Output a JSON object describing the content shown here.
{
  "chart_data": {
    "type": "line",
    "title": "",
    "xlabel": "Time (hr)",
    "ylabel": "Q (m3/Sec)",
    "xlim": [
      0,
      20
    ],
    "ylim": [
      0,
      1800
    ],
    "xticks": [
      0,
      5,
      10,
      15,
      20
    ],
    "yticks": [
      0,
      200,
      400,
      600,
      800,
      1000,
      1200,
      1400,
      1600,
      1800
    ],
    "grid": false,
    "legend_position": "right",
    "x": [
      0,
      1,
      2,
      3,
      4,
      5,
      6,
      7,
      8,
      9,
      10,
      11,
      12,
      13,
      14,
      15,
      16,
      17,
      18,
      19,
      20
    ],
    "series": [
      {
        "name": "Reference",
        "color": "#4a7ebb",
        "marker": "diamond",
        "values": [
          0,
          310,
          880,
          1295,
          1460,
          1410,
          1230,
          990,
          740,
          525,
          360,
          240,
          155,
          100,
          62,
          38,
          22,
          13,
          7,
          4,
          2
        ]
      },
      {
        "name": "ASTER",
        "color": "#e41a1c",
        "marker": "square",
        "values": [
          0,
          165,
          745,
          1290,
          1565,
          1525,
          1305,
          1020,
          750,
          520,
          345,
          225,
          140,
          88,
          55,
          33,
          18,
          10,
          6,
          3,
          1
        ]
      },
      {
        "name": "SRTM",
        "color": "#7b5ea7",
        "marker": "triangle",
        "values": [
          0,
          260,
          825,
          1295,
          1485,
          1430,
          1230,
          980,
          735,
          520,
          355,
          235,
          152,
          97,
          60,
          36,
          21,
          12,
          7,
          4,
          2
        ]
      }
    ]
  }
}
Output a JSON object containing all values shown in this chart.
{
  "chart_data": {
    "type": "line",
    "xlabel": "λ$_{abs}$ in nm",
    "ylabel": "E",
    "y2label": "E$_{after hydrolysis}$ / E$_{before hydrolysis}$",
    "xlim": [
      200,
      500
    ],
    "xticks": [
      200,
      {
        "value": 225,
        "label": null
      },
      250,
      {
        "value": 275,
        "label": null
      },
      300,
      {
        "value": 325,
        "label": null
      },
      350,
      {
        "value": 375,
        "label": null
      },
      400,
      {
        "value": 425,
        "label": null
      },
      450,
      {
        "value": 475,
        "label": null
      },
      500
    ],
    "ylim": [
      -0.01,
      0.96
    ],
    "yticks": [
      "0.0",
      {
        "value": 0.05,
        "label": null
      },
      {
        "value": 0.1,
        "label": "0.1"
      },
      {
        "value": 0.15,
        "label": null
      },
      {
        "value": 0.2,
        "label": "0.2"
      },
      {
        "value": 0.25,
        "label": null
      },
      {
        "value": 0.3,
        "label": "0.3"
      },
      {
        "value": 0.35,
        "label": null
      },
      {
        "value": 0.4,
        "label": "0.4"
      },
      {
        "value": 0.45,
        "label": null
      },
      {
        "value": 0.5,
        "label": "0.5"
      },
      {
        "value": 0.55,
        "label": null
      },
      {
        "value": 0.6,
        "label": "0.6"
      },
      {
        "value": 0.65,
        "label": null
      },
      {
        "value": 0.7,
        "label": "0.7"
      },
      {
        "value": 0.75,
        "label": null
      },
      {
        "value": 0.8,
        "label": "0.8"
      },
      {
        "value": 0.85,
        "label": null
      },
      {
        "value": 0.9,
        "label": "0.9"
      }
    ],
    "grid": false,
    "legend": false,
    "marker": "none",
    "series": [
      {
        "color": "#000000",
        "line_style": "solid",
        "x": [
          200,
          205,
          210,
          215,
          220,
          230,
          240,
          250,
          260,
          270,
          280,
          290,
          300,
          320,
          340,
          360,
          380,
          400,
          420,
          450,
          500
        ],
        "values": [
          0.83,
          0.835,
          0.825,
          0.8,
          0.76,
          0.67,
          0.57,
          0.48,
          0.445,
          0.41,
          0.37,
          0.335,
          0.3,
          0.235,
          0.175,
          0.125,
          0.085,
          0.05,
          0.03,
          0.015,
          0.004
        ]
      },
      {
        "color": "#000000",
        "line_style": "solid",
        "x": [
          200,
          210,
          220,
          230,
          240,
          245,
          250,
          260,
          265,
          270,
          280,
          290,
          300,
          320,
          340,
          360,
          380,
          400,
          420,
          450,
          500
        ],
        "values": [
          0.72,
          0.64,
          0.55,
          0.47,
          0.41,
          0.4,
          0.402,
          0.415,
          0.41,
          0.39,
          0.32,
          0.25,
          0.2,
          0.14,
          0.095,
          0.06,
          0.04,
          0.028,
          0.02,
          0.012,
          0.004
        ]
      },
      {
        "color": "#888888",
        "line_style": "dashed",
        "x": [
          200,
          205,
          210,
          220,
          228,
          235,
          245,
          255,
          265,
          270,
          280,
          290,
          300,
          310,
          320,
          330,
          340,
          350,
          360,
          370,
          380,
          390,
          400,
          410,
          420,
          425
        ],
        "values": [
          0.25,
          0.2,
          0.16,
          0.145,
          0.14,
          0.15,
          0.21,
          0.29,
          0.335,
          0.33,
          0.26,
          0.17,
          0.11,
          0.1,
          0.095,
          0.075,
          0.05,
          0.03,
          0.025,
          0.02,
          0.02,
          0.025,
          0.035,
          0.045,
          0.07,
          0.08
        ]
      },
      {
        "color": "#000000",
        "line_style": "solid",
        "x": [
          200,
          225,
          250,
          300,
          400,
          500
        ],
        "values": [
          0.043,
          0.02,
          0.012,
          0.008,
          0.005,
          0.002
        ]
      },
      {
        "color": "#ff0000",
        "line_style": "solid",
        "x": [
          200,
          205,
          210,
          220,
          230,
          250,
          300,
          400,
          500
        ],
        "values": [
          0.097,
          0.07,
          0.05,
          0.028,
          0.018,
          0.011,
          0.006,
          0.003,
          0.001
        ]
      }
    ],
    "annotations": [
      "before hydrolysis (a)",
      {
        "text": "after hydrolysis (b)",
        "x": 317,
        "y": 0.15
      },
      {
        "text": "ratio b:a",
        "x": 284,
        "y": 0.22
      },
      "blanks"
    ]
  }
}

++++++

Copy the records above exactly as they appear.

Result below:
Output a JSON object describing the content shown here.
{
  "chart_data": {
    "type": "line",
    "title": "",
    "xlabel": "Time (hr)",
    "ylabel": "Q (m3/Sec)",
    "xlim": [
      0,
      20
    ],
    "ylim": [
      0,
      1800
    ],
    "xticks": [
      0,
      5,
      10,
      15,
      20
    ],
    "yticks": [
      0,
      200,
      400,
      600,
      800,
      1000,
      1200,
      1400,
      1600,
      1800
    ],
    "grid": false,
    "legend_position": "right",
    "x": [
      0,
      1,
      2,
      3,
      4,
      5,
      6,
      7,
      8,
      9,
      10,
      11,
      12,
      13,
      14,
      15,
      16,
      17,
      18,
      19,
      20
    ],
    "series": [
      {
        "name": "Reference",
        "color": "#4a7ebb",
        "marker": "diamond",
        "values": [
          0,
          310,
          880,
          1295,
          1460,
          1410,
          1230,
          990,
          740,
          525,
          360,
          240,
          155,
          100,
          62,
          38,
          22,
          13,
          7,
          4,
          2
        ]
      },
      {
        "name": "ASTER",
        "color": "#e41a1c",
        "marker": "square",
        "values": [
          0,
          165,
          745,
          1290,
          1565,
          1525,
          1305,
          1020,
          750,
          520,
          345,
          225,
          140,
          88,
          55,
          33,
          18,
          10,
          6,
          3,
          1
        ]
      },
      {
        "name": "SRTM",
        "color": "#7b5ea7",
        "marker": "triangle",
        "values": [
          0,
          260,
          825,
          1295,
          1485,
          1430,
          1230,
          980,
          735,
          520,
          355,
          235,
          152,
          97,
          60,
          36,
          21,
          12,
          7,
          4,
          2
        ]
      }
    ]
  }
}
Output a JSON object containing all values shown in this chart.
{
  "chart_data": {
    "type": "line",
    "xlabel": "λ$_{abs}$ in nm",
    "ylabel": "E",
    "y2label": "E$_{after hydrolysis}$ / E$_{before hydrolysis}$",
    "xlim": [
      200,
      500
    ],
    "xticks": [
      200,
      {
        "value": 225,
        "label": null
      },
      250,
      {
        "value": 275,
        "label": null
      },
      300,
      {
        "value": 325,
        "label": null
      },
      350,
      {
        "value": 375,
        "label": null
      },
      400,
      {
        "value": 425,
        "label": null
      },
      450,
      {
        "value": 475,
        "label": null
      },
      500
    ],
    "ylim": [
      -0.01,
      0.96
    ],
    "yticks": [
      "0.0",
      {
        "value": 0.05,
        "label": null
      },
      {
        "value": 0.1,
        "label": "0.1"
      },
      {
        "value": 0.15,
        "label": null
      },
      {
        "value": 0.2,
        "label": "0.2"
      },
      {
        "value": 0.25,
        "label": null
      },
      {
        "value": 0.3,
        "label": "0.3"
      },
      {
        "value": 0.35,
        "label": null
      },
      {
        "value": 0.4,
        "label": "0.4"
      },
      {
        "value": 0.45,
        "label": null
      },
      {
        "value": 0.5,
        "label": "0.5"
      },
      {
        "value": 0.55,
        "label": null
      },
      {
        "value": 0.6,
        "label": "0.6"
      },
      {
        "value": 0.65,
        "label": null
      },
      {
        "value": 0.7,
        "label": "0.7"
      },
      {
        "value": 0.75,
        "label": null
      },
      {
        "value": 0.8,
        "label": "0.8"
      },
      {
        "value": 0.85,
        "label": null
      },
      {
        "value": 0.9,
        "label": "0.9"
      }
    ],
    "grid": false,
    "legend": false,
    "marker": "none",
    "series": [
      {
        "color": "#000000",
        "line_style": "solid",
        "x": [
          200,
          205,
          210,
          215,
          220,
          230,
          240,
          250,
          260,
          270,
          280,
          290,
          300,
          320,
          340,
          360,
          380,
          400,
          420,
          450,
          500
        ],
        "values": [
          0.83,
          0.835,
          0.825,
          0.8,
          0.76,
          0.67,
          0.57,
          0.48,
          0.445,
          0.41,
          0.37,
          0.335,
          0.3,
          0.235,
          0.175,
          0.125,
          0.085,
          0.05,
          0.03,
          0.015,
          0.004
        ]
      },
      {
        "color": "#000000",
        "line_style": "solid",
        "x": [
          200,
          210,
          220,
          230,
          240,
          245,
          250,
          260,
          265,
          270,
          280,
          290,
          300,
          320,
          340,
          360,
          380,
          400,
          420,
          450,
          500
        ],
        "values": [
          0.72,
          0.64,
          0.55,
          0.47,
          0.41,
          0.4,
          0.402,
          0.415,
          0.41,
          0.39,
          0.32,
          0.25,
          0.2,
          0.14,
          0.095,
          0.06,
          0.04,
          0.028,
          0.02,
          0.012,
          0.004
        ]
      },
      {
        "color": "#888888",
        "line_style": "dashed",
        "x": [
          200,
          205,
          210,
          220,
          228,
          235,
          245,
          255,
          265,
          270,
          280,
          290,
          300,
          310,
          320,
          330,
          340,
          350,
          360,
          370,
          380,
          390,
          400,
          410,
          420,
          425
        ],
        "values": [
          0.25,
          0.2,
          0.16,
          0.145,
          0.14,
          0.15,
          0.21,
          0.29,
          0.335,
          0.33,
          0.26,
          0.17,
          0.11,
          0.1,
          0.095,
          0.075,
          0.05,
          0.03,
          0.025,
          0.02,
          0.02,
          0.025,
          0.035,
          0.045,
          0.07,
          0.08
        ]
      },
      {
        "color": "#000000",
        "line_style": "solid",
        "x": [
          200,
          225,
          250,
          300,
          400,
          500
        ],
        "values": [
          0.043,
          0.02,
          0.012,
          0.008,
          0.005,
          0.002
        ]
      },
      {
        "color": "#ff0000",
        "line_style": "solid",
        "x": [
          200,
          205,
          210,
          220,
          230,
          250,
          300,
          400,
          500
        ],
        "values": [
          0.097,
          0.07,
          0.05,
          0.028,
          0.018,
          0.011,
          0.006,
          0.003,
          0.001
        ]
      }
    ],
    "annotations": [
      "before hydrolysis (a)",
      {
        "text": "after hydrolysis (b)",
        "x": 317,
        "y": 0.15
      },
      {
        "text": "ratio b:a",
        "x": 284,
        "y": 0.22
      },
      "blanks"
    ]
  }
}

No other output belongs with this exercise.